To be done
Find the lines containing the word "ONVIF" and copy every one of them.

Record list
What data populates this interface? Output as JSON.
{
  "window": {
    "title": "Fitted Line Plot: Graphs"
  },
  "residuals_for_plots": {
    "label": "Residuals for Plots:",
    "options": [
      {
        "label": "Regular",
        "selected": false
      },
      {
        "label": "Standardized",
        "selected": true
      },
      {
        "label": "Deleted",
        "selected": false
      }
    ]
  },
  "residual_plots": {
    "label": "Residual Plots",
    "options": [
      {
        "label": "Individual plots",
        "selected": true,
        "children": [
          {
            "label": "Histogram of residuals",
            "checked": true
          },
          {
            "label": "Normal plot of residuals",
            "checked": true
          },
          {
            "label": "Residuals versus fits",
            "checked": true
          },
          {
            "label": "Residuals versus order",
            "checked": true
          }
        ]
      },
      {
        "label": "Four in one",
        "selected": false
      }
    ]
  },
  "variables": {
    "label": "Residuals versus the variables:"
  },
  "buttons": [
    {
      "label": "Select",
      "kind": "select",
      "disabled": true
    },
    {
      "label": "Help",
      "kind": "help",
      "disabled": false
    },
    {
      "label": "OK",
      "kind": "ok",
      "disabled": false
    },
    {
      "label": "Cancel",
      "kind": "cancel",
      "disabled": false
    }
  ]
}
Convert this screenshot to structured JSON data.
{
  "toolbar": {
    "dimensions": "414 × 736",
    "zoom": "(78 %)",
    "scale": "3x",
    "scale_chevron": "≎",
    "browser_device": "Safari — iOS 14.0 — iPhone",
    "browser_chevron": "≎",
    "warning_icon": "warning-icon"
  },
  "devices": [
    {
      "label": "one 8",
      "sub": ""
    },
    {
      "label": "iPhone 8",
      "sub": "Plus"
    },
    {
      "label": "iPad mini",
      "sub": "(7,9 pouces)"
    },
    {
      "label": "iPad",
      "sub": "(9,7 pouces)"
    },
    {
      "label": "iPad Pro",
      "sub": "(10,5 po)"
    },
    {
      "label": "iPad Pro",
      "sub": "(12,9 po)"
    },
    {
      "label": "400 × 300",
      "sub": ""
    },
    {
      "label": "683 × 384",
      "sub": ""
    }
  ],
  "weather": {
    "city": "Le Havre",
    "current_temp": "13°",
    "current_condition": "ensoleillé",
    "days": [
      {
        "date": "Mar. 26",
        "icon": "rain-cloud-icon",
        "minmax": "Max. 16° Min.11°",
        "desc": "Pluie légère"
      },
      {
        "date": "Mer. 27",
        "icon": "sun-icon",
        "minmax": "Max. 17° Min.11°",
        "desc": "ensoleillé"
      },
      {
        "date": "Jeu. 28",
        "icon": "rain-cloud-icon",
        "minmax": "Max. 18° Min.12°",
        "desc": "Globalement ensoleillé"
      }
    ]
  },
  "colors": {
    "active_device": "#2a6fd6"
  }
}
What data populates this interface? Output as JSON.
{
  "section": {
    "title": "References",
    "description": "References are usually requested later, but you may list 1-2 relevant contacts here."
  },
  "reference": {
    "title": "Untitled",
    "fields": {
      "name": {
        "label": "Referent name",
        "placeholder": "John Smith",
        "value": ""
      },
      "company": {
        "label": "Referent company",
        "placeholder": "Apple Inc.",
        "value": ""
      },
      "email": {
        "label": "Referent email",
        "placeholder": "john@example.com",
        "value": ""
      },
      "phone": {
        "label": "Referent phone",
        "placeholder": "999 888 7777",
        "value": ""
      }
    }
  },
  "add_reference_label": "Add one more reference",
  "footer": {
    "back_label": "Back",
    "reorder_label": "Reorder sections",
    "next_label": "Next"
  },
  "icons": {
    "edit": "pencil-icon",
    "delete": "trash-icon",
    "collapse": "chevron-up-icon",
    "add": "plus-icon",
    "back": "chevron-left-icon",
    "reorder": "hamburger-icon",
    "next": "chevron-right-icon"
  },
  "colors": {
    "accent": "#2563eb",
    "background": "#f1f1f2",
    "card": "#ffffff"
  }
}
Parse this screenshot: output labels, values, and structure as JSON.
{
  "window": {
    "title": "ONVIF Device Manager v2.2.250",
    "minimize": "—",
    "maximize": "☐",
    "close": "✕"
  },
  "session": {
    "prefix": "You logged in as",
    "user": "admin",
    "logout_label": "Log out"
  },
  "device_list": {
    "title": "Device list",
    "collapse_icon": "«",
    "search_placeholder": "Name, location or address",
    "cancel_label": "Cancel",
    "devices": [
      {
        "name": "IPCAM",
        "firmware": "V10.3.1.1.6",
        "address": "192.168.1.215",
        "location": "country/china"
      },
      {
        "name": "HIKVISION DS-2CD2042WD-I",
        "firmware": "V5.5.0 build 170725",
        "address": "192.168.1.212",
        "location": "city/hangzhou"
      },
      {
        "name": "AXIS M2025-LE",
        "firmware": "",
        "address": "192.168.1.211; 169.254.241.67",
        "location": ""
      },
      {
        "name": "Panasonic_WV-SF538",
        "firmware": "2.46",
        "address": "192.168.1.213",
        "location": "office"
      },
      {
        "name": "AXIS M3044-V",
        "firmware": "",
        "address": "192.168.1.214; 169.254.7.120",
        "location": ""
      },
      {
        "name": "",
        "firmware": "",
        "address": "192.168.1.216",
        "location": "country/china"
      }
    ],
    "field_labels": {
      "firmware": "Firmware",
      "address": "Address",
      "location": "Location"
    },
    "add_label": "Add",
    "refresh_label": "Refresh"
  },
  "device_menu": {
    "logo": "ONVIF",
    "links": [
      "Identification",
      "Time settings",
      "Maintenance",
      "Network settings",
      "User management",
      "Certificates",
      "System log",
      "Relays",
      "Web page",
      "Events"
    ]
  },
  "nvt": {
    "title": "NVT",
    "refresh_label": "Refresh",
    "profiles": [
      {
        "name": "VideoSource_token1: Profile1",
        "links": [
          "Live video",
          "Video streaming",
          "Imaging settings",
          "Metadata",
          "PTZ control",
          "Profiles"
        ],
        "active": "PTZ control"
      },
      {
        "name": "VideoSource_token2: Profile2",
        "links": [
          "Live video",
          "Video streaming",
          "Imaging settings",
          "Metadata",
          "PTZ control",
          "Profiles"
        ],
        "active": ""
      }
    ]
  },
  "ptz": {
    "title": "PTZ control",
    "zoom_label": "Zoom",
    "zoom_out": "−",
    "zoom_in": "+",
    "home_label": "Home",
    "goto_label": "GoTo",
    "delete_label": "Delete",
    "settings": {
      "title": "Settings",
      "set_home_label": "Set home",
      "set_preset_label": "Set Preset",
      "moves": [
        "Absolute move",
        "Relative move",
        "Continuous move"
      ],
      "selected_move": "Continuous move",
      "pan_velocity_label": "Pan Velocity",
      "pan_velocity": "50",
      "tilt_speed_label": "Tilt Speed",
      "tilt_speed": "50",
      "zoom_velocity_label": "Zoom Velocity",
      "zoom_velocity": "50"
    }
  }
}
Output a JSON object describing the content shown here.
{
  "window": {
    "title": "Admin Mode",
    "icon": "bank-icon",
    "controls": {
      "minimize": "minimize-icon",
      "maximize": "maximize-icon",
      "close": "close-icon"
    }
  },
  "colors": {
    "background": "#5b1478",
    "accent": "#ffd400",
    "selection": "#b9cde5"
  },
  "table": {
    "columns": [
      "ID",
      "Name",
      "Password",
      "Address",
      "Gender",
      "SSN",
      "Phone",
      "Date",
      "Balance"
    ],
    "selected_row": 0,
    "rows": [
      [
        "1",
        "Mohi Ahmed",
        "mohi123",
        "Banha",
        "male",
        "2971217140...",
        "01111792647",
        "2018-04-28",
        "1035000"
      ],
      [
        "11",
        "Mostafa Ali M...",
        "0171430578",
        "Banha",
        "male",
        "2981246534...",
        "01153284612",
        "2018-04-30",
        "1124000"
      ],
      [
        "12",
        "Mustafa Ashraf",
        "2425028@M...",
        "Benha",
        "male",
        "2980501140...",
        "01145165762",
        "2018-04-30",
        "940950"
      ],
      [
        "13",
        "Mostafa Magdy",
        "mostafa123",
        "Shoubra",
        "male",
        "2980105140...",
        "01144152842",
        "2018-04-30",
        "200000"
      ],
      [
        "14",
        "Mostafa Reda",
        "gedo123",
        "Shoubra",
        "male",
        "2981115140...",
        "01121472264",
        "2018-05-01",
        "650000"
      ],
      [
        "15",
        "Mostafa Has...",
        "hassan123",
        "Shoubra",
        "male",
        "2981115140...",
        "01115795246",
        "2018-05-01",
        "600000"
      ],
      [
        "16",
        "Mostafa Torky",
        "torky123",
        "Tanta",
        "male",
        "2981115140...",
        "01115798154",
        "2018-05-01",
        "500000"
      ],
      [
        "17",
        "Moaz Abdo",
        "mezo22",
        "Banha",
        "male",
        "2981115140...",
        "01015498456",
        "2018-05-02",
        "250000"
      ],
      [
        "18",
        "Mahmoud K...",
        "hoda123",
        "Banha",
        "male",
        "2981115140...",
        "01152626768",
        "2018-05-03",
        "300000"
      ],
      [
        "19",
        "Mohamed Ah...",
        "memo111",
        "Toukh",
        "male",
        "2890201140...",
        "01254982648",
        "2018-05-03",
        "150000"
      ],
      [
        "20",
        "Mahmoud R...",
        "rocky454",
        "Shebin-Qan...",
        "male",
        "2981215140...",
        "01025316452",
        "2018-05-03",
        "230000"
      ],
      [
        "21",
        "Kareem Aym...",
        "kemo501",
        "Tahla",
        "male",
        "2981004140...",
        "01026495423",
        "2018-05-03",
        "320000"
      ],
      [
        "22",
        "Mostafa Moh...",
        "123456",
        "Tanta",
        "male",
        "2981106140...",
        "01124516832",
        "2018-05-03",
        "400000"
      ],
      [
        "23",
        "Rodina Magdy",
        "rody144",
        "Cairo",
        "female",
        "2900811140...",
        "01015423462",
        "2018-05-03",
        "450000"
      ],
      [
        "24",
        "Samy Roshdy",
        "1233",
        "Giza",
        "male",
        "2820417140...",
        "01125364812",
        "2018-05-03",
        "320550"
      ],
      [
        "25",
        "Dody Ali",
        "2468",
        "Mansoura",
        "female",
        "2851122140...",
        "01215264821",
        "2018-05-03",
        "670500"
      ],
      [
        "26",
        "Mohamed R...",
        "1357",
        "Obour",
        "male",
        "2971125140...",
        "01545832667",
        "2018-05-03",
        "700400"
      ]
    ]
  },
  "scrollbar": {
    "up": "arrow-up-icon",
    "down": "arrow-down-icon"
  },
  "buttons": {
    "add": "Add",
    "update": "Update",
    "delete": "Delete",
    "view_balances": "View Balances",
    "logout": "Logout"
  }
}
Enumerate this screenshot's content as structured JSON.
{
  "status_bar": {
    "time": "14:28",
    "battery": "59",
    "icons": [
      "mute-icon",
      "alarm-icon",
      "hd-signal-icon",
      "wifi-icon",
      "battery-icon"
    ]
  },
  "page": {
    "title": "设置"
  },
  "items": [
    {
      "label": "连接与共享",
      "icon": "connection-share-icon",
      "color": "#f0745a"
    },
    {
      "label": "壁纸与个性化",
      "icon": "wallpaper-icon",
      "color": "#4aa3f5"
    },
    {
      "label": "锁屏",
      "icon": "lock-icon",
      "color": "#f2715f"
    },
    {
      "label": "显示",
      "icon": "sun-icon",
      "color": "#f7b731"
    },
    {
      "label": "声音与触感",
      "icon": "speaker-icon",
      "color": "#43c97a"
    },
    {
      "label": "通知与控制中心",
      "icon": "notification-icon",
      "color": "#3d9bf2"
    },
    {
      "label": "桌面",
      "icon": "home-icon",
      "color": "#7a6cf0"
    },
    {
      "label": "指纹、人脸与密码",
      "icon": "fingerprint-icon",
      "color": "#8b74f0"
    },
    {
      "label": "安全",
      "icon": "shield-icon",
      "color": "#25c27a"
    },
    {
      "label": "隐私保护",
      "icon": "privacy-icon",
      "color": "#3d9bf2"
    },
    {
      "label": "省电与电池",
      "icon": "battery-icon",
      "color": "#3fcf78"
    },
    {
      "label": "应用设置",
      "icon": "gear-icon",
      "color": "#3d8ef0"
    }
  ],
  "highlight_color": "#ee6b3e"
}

Task result
    "title": "ONVIF Device Manager v2.2.250",
    "logo": "ONVIF",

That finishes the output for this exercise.